(A block of data)
#####

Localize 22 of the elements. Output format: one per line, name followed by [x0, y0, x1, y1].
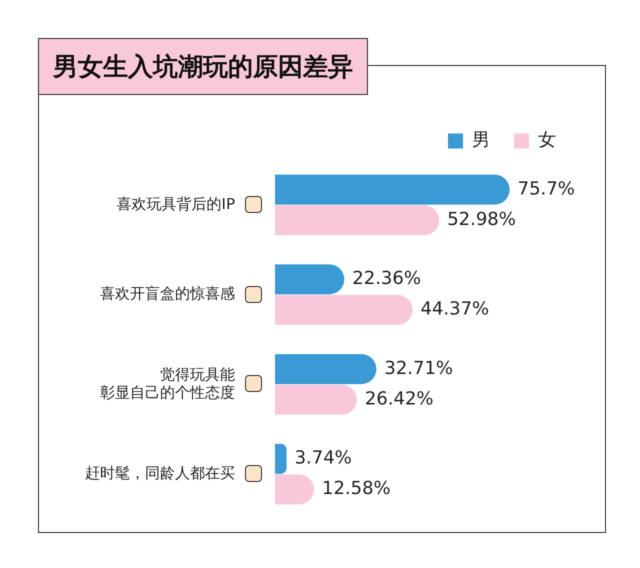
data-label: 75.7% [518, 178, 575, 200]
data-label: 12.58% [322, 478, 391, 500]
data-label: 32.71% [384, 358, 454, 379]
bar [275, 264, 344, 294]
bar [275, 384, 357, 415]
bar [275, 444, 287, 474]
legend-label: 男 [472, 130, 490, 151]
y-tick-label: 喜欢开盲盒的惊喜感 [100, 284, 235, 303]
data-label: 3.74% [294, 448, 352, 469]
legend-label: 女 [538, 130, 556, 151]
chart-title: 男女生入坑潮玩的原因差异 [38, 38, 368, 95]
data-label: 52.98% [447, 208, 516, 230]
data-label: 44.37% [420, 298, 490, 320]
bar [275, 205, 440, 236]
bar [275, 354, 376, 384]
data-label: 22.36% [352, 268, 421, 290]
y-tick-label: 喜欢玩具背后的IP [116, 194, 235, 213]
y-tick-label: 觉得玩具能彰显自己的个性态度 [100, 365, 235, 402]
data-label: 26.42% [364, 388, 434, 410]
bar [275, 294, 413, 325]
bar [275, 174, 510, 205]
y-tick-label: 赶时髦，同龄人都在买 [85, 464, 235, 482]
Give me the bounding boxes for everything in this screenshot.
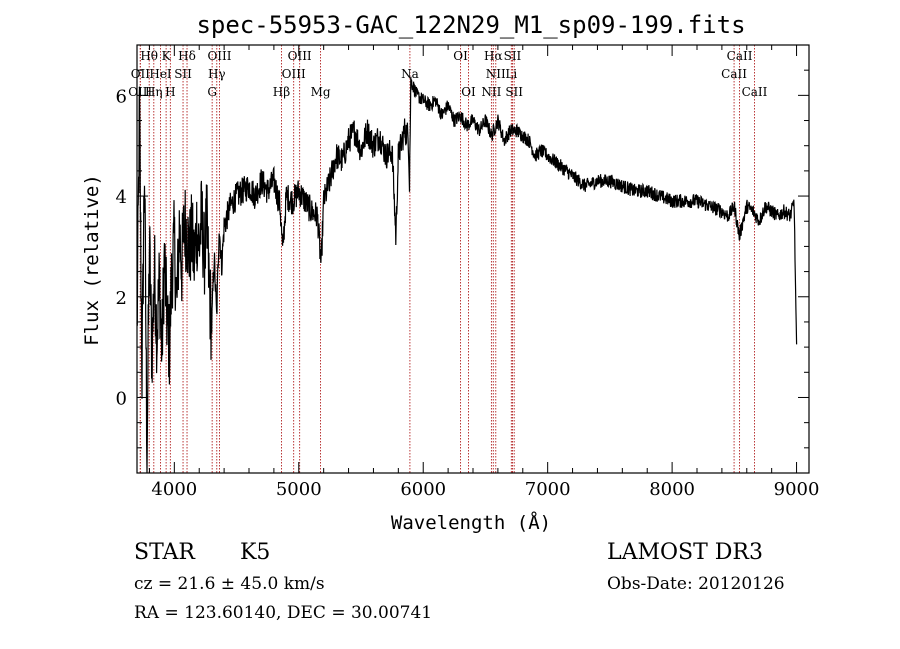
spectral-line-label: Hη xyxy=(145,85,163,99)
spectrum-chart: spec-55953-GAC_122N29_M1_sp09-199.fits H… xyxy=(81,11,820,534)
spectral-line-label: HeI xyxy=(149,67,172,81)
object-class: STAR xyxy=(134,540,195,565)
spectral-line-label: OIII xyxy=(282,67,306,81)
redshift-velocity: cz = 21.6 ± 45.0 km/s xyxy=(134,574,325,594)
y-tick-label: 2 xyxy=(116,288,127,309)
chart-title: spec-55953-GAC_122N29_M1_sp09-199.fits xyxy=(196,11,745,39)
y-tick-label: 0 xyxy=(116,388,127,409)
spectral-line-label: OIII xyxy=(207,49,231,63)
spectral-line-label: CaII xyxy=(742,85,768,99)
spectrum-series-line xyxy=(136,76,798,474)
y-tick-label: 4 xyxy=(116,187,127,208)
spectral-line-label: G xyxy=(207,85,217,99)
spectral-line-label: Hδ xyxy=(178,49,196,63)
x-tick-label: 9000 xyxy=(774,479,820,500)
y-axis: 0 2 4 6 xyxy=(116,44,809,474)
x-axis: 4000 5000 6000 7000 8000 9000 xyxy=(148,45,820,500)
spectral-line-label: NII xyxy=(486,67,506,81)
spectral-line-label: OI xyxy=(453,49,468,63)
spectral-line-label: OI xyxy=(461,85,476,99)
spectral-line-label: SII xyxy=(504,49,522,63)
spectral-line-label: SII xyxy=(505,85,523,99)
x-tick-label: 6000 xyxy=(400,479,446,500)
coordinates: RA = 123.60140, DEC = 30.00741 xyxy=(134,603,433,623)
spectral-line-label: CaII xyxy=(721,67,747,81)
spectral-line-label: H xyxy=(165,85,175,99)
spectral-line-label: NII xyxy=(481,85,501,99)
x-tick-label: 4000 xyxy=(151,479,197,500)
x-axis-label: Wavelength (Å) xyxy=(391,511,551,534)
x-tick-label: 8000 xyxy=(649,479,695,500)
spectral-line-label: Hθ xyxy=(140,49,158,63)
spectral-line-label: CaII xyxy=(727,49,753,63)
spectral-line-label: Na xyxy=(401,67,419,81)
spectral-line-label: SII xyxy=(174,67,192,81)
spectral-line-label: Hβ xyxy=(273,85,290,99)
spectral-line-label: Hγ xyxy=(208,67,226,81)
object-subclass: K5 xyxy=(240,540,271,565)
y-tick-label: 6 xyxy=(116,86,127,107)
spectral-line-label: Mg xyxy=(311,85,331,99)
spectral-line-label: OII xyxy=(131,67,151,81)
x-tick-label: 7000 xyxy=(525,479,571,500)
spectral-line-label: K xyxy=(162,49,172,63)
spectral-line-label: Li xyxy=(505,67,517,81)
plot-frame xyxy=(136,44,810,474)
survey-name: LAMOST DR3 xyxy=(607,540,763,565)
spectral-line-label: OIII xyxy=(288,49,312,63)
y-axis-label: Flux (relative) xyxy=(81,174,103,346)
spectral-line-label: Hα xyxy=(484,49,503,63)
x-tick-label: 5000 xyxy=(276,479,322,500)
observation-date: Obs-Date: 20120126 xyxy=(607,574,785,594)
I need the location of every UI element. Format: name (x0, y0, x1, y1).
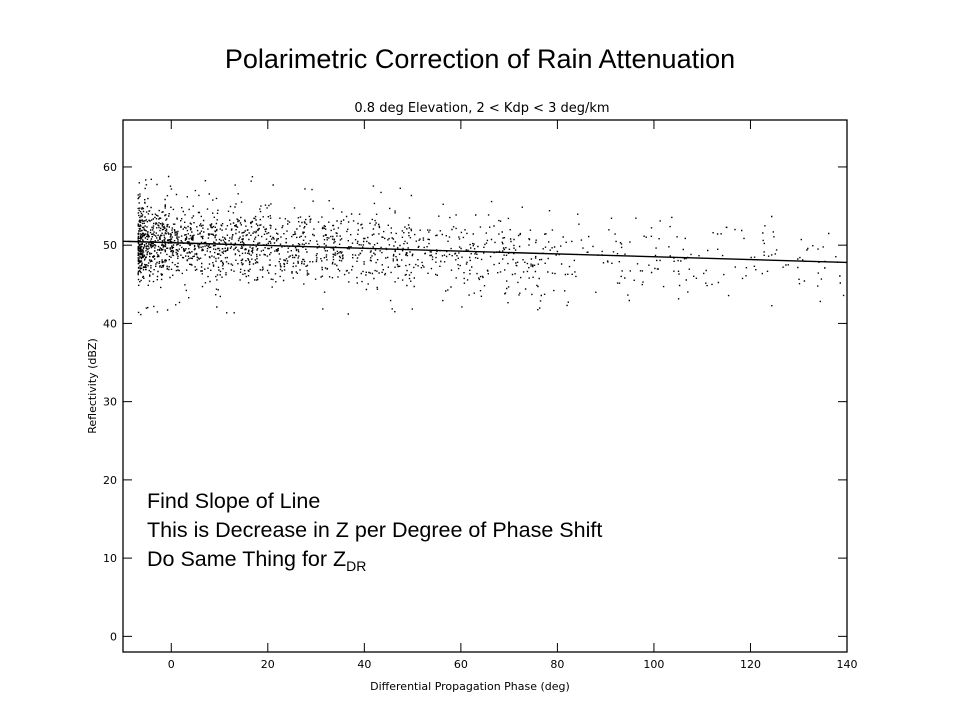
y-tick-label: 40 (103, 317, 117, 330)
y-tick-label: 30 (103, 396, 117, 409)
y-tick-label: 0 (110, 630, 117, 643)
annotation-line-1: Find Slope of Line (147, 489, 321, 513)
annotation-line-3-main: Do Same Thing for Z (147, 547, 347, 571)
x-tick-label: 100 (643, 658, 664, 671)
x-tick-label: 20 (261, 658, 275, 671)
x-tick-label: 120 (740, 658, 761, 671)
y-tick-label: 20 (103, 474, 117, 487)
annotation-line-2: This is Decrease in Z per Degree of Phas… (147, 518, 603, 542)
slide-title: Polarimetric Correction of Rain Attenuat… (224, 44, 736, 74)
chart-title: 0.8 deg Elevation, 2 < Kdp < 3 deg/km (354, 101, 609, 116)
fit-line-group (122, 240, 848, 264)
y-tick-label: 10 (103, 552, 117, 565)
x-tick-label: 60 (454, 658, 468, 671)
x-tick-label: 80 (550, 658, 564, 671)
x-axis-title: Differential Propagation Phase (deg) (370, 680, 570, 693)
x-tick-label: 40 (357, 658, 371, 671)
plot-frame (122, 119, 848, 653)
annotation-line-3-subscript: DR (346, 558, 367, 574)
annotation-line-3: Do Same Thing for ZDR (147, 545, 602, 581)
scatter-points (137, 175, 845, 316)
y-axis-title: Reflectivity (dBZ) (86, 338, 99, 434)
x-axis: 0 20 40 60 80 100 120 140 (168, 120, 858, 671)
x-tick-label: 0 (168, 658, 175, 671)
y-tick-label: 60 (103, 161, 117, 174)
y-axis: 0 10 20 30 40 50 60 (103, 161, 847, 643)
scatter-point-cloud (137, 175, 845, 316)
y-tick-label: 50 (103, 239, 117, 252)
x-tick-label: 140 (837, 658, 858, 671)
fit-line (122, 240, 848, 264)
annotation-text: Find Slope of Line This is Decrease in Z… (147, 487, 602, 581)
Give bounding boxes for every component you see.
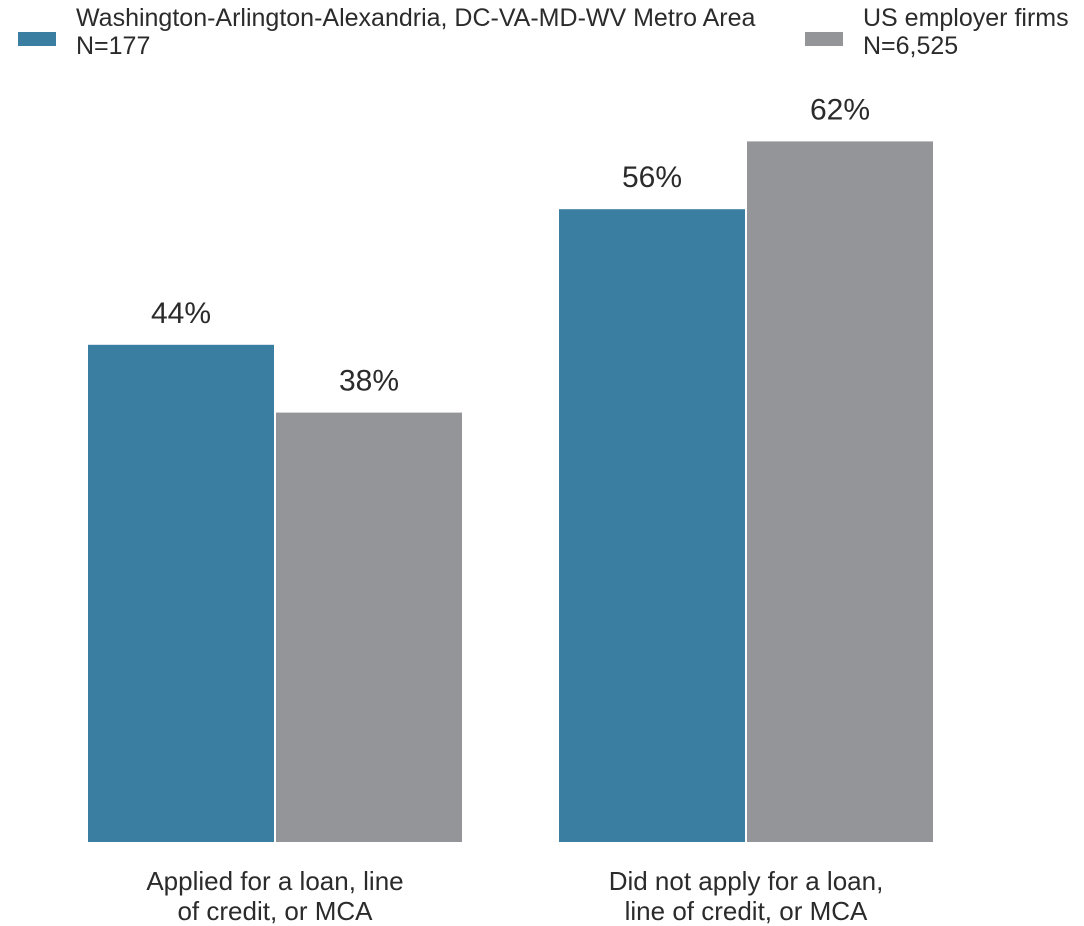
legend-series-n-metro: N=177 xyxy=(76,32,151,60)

#####

## [What you have to do]
In all of the material, change "y-tick-label" to "y-axis-label" and leave everything else as it is. Give the material back without the pictures.

## [Full output]
Localize 22 of the elements. Output format: one per line, name followed by [x0, y0, x1, y1].
data-label: 75.7% [518, 178, 575, 200]
data-label: 12.58% [322, 478, 391, 500]
data-label: 32.71% [384, 358, 454, 379]
bar [275, 264, 344, 294]
bar [275, 384, 357, 415]
bar [275, 444, 287, 474]
legend-label: 男 [472, 130, 490, 151]
y-axis-label: 喜欢开盲盒的惊喜感 [100, 284, 235, 303]
data-label: 3.74% [294, 448, 352, 469]
legend-label: 女 [538, 130, 556, 151]
chart-title: 男女生入坑潮玩的原因差异 [38, 38, 368, 95]
data-label: 52.98% [447, 208, 516, 230]
data-label: 44.37% [420, 298, 490, 320]
bar [275, 205, 440, 236]
bar [275, 354, 376, 384]
data-label: 22.36% [352, 268, 421, 290]
y-axis-label: 喜欢玩具背后的IP [116, 194, 235, 213]
y-axis-label: 觉得玩具能彰显自己的个性态度 [100, 365, 235, 402]
data-label: 26.42% [364, 388, 434, 410]
bar [275, 294, 413, 325]
bar [275, 174, 510, 205]
y-axis-label: 赶时髦，同龄人都在买 [85, 464, 235, 482]
Give me the bounding boxes for everything in this screenshot.
spectral-line-label: Hη xyxy=(145,85,163,99)
spectrum-chart: spec-55953-GAC_122N29_M1_sp09-199.fits H… xyxy=(81,11,820,534)
spectral-line-label: HeI xyxy=(149,67,172,81)
object-class: STAR xyxy=(134,540,195,565)
spectral-line-label: OIII xyxy=(282,67,306,81)
redshift-velocity: cz = 21.6 ± 45.0 km/s xyxy=(134,574,325,594)
y-axis-label: 2 xyxy=(116,288,127,309)
chart-title: spec-55953-GAC_122N29_M1_sp09-199.fits xyxy=(196,11,745,39)
y-axis-label: 0 xyxy=(116,388,127,409)
spectral-line-label: OIII xyxy=(207,49,231,63)
spectral-line-label: CaII xyxy=(742,85,768,99)
spectrum-series-line xyxy=(136,76,798,474)
y-axis-label: 4 xyxy=(116,187,127,208)
spectral-line-label: G xyxy=(207,85,217,99)
spectral-line-label: Hδ xyxy=(178,49,196,63)
x-tick-label: 9000 xyxy=(774,479,820,500)
y-axis: 0 2 4 6 xyxy=(116,44,809,474)
x-axis: 4000 5000 6000 7000 8000 9000 xyxy=(148,45,820,500)
spectral-line-label: NII xyxy=(486,67,506,81)
spectral-line-label: OI xyxy=(453,49,468,63)
spectral-line-label: OI xyxy=(461,85,476,99)
spectral-line-label: SII xyxy=(504,49,522,63)
spectral-line-label: SII xyxy=(505,85,523,99)
x-tick-label: 6000 xyxy=(400,479,446,500)
coordinates: RA = 123.60140, DEC = 30.00741 xyxy=(134,603,433,623)
spectral-line-label: CaII xyxy=(721,67,747,81)
spectral-line-label: H xyxy=(165,85,175,99)
spectral-line-label: NII xyxy=(481,85,501,99)
x-tick-label: 4000 xyxy=(151,479,197,500)
x-axis-label: Wavelength (Å) xyxy=(391,511,551,534)
x-tick-label: 8000 xyxy=(649,479,695,500)
spectral-line-label: Hθ xyxy=(140,49,158,63)
spectral-line-label: CaII xyxy=(727,49,753,63)
spectral-line-label: Na xyxy=(401,67,419,81)
spectral-line-label: SII xyxy=(174,67,192,81)
spectral-line-label: Hβ xyxy=(273,85,290,99)
spectral-line-label: Hγ xyxy=(208,67,226,81)
object-subclass: K5 xyxy=(240,540,271,565)
y-axis-label: 6 xyxy=(116,86,127,107)
spectral-line-label: Mg xyxy=(311,85,331,99)
spectral-line-label: OII xyxy=(131,67,151,81)
x-tick-label: 7000 xyxy=(525,479,571,500)
spectral-line-label: K xyxy=(162,49,172,63)
spectral-line-label: Li xyxy=(505,67,517,81)
plot-frame xyxy=(136,44,810,474)
survey-name: LAMOST DR3 xyxy=(607,540,763,565)
spectral-line-label: OIII xyxy=(288,49,312,63)
y-axis-label: Flux (relative) xyxy=(81,174,103,346)
spectral-line-label: Hα xyxy=(484,49,503,63)
x-tick-label: 5000 xyxy=(276,479,322,500)
observation-date: Obs-Date: 20120126 xyxy=(607,574,785,594)
I need the location of every UI element. Format: name (x0, y0, x1, y1).
y-axis-label: 40 (103, 317, 117, 330)
y-axis-label: 30 (103, 396, 117, 409)
y-axis-label: 0 (110, 630, 117, 643)
annotation-line-1: Find Slope of Line (147, 489, 321, 513)
annotation-line-3-main: Do Same Thing for Z (147, 547, 347, 571)
x-tick-label: 100 (643, 658, 664, 671)
x-tick-label: 20 (261, 658, 275, 671)
x-tick-label: 120 (740, 658, 761, 671)
y-axis-label: 20 (103, 474, 117, 487)
annotation-line-2: This is Decrease in Z per Degree of Phas… (147, 518, 603, 542)
slide-title: Polarimetric Correction of Rain Attenuat… (224, 44, 736, 74)
chart-title: 0.8 deg Elevation, 2 < Kdp < 3 deg/km (354, 101, 609, 116)
fit-line-group (122, 240, 848, 264)
y-axis-label: 10 (103, 552, 117, 565)
x-tick-label: 60 (454, 658, 468, 671)
x-tick-label: 80 (550, 658, 564, 671)
x-axis-title: Differential Propagation Phase (deg) (370, 680, 570, 693)
x-tick-label: 40 (357, 658, 371, 671)
plot-frame (122, 119, 848, 653)
annotation-line-3-subscript: DR (346, 558, 367, 574)
annotation-line-3: Do Same Thing for ZDR (147, 545, 602, 581)
scatter-points (137, 175, 845, 316)
y-axis-title: Reflectivity (dBZ) (86, 338, 99, 434)
x-axis: 0 20 40 60 80 100 120 140 (168, 120, 858, 671)
x-tick-label: 0 (168, 658, 175, 671)
y-axis-label: 60 (103, 161, 117, 174)
y-axis: 0 10 20 30 40 50 60 (103, 161, 847, 643)
scatter-point-cloud (137, 175, 845, 316)
y-axis-label: 50 (103, 239, 117, 252)
x-tick-label: 140 (837, 658, 858, 671)
fit-line (122, 240, 848, 264)
annotation-text: Find Slope of Line This is Decrease in Z… (147, 487, 602, 581)
Give bounding boxes for every component you see.
legend-series-n-metro: N=177 xyxy=(76,32,151,60)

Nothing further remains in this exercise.